DESCRIPTION OF THE TASK: Single out the lines of the material that contain "chevron" and copy them.

(Dataset records)
++++++++++++++++++++

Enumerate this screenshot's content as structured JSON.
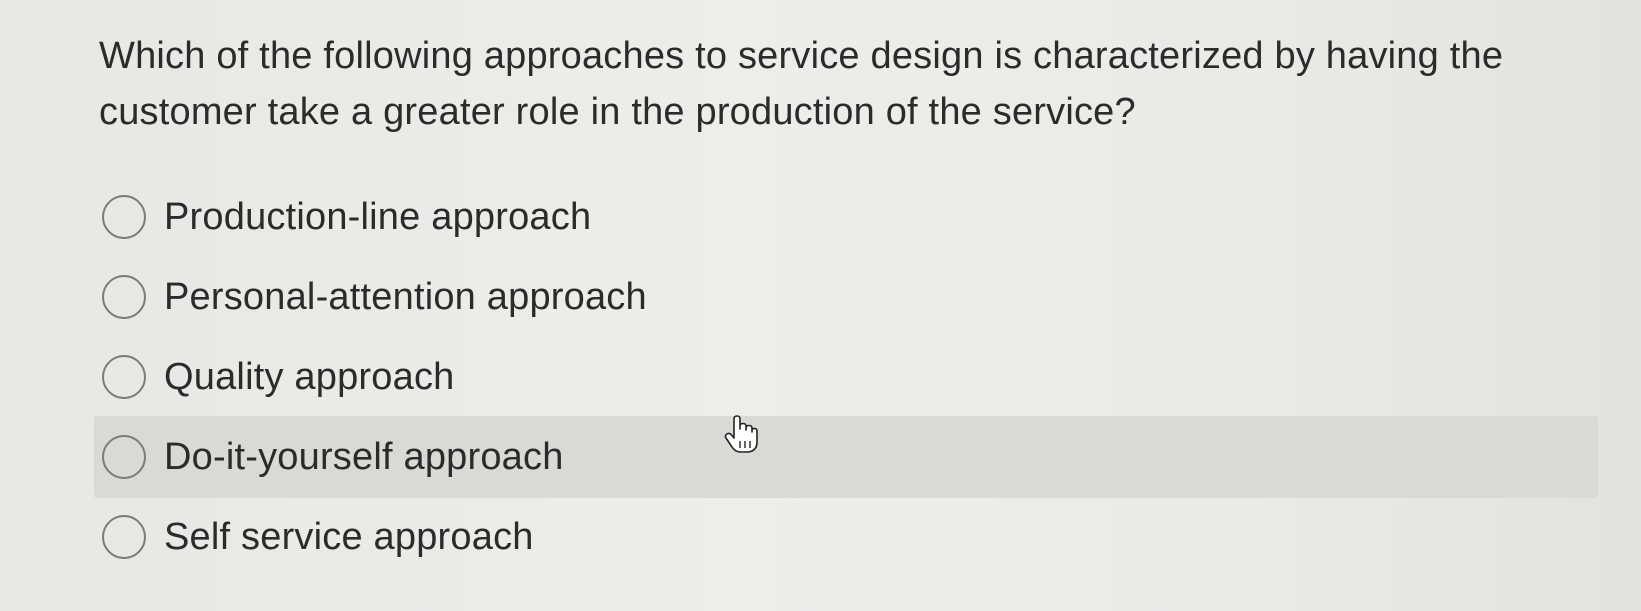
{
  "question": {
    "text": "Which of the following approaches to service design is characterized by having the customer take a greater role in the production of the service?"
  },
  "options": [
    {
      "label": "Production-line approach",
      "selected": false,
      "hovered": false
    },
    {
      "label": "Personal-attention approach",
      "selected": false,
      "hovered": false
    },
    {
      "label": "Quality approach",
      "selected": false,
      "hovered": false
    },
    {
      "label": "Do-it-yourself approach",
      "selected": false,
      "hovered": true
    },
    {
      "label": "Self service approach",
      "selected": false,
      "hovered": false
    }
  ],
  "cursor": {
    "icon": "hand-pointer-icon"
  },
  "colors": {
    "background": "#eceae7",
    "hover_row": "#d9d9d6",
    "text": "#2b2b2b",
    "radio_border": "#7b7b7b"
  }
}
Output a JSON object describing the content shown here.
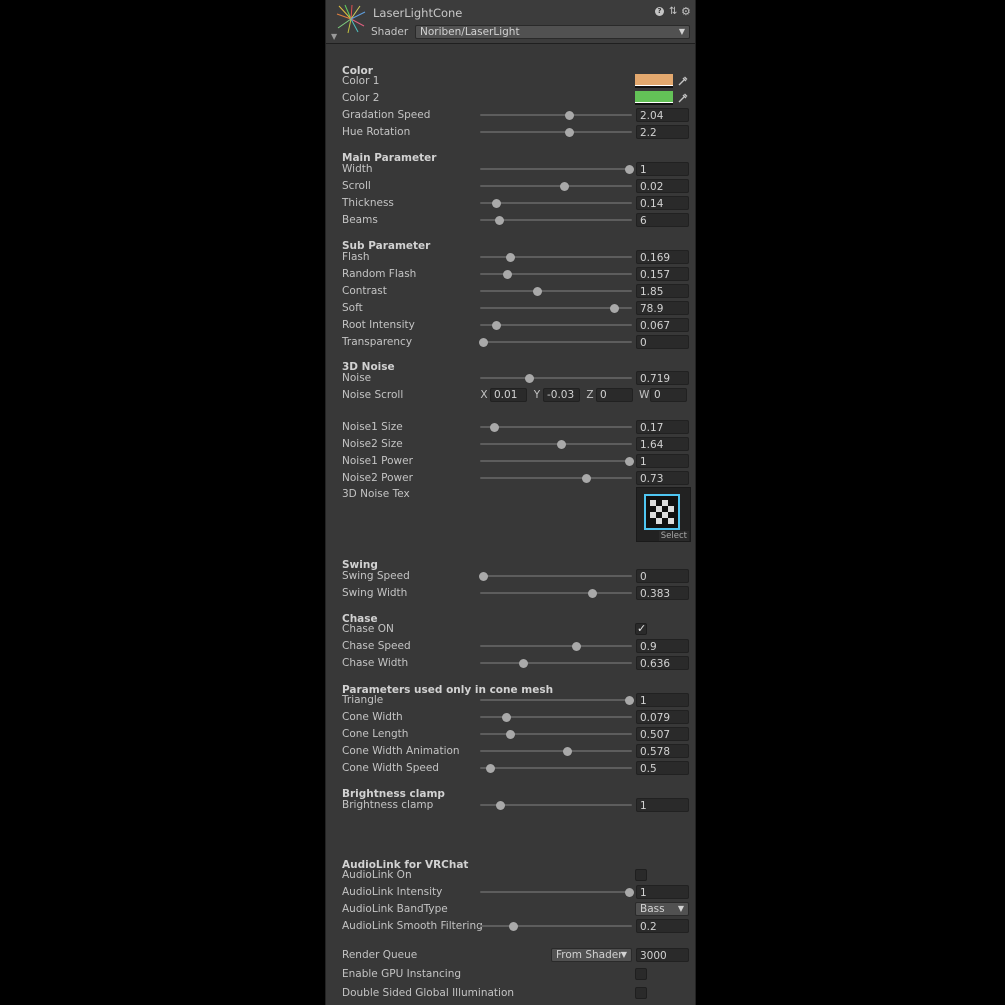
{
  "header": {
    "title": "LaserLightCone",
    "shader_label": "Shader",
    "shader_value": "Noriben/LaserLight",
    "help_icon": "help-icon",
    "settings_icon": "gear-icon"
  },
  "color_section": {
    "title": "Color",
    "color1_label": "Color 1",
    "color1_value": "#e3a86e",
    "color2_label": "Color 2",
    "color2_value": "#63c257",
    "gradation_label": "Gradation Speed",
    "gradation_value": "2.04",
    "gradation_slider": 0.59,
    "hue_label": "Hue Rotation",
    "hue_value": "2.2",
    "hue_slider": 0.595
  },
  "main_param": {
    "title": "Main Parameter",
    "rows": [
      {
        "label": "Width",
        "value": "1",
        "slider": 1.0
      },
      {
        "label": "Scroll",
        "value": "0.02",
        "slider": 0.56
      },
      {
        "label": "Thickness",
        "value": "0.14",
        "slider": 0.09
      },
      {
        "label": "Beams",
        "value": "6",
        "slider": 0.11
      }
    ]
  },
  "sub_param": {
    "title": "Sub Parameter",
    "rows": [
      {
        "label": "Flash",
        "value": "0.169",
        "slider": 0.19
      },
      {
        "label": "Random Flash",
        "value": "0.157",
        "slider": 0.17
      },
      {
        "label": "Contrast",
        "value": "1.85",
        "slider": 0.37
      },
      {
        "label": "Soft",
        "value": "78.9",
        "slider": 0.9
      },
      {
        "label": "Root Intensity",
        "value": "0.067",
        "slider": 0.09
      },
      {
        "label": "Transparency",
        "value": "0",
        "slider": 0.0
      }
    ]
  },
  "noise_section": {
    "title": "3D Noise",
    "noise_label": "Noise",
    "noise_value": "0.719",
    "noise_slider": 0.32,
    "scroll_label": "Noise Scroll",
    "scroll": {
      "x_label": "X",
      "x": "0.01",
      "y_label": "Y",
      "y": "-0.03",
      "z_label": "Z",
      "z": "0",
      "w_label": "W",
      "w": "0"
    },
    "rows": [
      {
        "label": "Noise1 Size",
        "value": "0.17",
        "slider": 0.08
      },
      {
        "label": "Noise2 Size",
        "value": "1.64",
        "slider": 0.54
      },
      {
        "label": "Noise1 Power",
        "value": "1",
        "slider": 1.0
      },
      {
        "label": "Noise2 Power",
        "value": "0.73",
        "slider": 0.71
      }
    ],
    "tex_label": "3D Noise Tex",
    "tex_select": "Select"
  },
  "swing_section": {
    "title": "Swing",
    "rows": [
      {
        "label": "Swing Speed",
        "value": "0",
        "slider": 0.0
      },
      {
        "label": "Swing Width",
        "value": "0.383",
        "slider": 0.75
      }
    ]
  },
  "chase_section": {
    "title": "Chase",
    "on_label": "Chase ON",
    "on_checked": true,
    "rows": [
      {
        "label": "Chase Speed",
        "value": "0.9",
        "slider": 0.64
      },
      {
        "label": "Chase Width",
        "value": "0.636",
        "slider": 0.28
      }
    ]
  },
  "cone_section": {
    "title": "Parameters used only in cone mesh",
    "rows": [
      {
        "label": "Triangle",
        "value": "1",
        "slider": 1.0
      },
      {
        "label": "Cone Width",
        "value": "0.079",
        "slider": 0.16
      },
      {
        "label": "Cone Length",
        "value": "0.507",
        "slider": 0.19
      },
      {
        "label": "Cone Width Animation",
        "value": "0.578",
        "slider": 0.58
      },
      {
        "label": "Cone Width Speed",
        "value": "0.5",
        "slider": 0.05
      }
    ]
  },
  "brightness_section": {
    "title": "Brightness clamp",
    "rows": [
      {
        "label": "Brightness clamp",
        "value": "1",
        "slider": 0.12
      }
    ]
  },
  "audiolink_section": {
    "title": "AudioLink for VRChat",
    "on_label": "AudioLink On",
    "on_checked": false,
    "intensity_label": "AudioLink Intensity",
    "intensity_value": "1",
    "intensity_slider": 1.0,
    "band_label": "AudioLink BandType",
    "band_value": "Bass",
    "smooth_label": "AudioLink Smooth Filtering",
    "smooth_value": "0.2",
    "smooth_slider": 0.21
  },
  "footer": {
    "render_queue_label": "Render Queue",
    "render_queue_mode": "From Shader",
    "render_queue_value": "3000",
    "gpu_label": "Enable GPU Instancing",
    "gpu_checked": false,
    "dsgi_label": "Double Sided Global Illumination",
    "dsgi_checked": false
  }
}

++++++++++++++++++++

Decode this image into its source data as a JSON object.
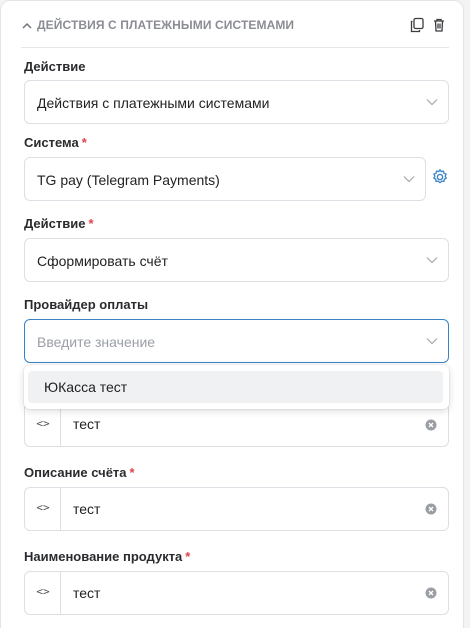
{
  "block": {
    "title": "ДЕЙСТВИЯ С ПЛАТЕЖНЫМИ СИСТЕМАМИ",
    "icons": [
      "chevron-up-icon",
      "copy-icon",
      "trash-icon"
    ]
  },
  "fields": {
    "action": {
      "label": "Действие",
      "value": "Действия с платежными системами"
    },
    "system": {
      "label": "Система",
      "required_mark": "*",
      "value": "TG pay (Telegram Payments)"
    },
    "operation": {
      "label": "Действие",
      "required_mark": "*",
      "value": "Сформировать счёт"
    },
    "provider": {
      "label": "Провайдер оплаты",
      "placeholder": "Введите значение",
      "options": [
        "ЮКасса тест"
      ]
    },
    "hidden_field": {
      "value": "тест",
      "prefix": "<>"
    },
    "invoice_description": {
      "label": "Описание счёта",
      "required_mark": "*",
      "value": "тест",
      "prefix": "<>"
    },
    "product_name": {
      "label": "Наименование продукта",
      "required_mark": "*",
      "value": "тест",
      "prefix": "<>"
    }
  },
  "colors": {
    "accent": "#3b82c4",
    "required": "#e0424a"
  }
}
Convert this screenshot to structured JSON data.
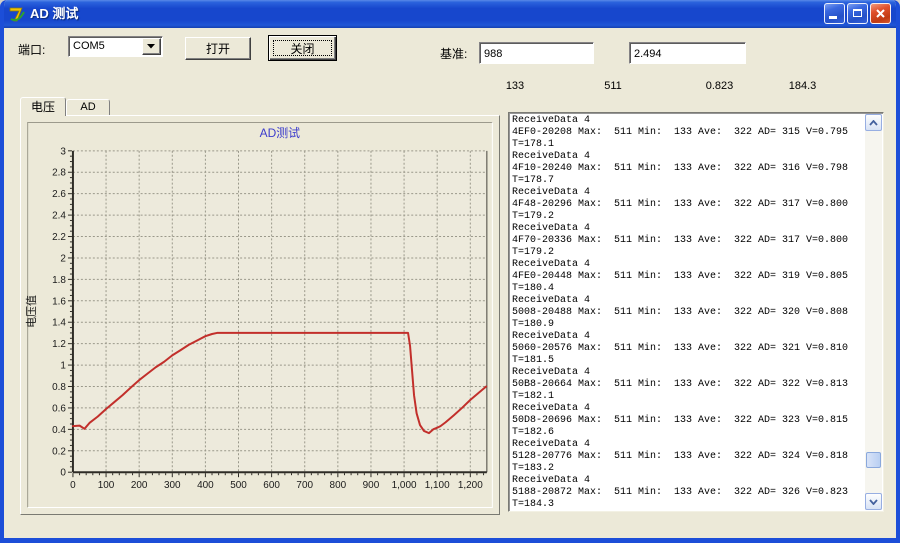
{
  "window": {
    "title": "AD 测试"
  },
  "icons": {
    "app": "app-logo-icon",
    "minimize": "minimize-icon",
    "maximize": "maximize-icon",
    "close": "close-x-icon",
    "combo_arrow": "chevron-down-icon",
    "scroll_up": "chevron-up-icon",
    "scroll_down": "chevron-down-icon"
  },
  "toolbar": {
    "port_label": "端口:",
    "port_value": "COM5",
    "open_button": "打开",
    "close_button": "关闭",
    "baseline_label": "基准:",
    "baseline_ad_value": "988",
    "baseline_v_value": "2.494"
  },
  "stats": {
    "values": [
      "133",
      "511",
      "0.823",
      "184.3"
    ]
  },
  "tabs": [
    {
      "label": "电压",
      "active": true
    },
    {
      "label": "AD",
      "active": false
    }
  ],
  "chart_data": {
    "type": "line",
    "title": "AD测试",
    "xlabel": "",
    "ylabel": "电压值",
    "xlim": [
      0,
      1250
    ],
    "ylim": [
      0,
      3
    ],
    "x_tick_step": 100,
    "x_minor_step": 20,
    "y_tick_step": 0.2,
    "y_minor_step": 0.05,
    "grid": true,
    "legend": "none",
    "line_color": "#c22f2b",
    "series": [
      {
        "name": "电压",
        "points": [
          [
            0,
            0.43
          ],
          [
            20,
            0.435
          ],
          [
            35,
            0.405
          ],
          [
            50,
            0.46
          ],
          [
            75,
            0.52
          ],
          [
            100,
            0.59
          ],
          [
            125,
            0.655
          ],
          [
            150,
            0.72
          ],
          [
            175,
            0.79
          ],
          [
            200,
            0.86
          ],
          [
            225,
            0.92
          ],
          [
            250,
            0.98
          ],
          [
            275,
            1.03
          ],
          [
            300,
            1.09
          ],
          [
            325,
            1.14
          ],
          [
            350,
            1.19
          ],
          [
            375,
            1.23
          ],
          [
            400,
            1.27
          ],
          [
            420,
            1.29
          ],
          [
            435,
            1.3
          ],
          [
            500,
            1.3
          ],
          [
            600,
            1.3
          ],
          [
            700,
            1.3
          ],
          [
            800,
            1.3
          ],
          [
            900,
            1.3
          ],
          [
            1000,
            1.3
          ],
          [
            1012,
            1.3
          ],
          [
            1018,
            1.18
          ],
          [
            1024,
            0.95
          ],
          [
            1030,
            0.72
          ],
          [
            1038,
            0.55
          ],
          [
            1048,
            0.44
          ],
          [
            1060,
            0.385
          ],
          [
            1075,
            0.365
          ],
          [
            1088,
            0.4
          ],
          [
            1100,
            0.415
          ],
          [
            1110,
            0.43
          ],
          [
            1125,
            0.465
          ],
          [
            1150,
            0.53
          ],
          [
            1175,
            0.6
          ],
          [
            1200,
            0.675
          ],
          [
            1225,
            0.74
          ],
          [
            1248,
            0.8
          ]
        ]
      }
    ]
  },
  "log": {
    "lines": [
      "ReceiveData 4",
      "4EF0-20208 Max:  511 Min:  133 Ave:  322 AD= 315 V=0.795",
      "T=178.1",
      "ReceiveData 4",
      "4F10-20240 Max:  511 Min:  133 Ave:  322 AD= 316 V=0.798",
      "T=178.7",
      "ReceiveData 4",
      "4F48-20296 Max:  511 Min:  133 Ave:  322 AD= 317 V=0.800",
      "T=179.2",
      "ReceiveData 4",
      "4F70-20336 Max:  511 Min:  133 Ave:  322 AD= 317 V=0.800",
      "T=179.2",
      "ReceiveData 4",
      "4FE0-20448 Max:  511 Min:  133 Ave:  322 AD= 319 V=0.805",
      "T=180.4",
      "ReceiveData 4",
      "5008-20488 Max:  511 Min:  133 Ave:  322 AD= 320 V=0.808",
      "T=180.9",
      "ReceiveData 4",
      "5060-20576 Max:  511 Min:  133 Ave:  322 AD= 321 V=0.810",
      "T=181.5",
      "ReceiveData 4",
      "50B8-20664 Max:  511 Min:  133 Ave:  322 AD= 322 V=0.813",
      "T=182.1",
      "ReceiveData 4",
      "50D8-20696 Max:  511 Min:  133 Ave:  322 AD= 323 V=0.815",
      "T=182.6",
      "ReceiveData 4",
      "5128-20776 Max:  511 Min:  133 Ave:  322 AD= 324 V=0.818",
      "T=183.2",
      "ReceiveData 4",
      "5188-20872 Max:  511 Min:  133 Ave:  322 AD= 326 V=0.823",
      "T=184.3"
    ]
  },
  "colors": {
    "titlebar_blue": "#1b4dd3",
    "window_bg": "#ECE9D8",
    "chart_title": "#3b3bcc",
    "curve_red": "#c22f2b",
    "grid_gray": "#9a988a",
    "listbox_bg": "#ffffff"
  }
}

++++++++++++++++++++

EXERCISE OUTPUT:
      "chevron-up-icon",
    "combo_arrow": "chevron-down-icon",
    "scroll_up": "chevron-up-icon",
    "scroll_down": "chevron-down-icon"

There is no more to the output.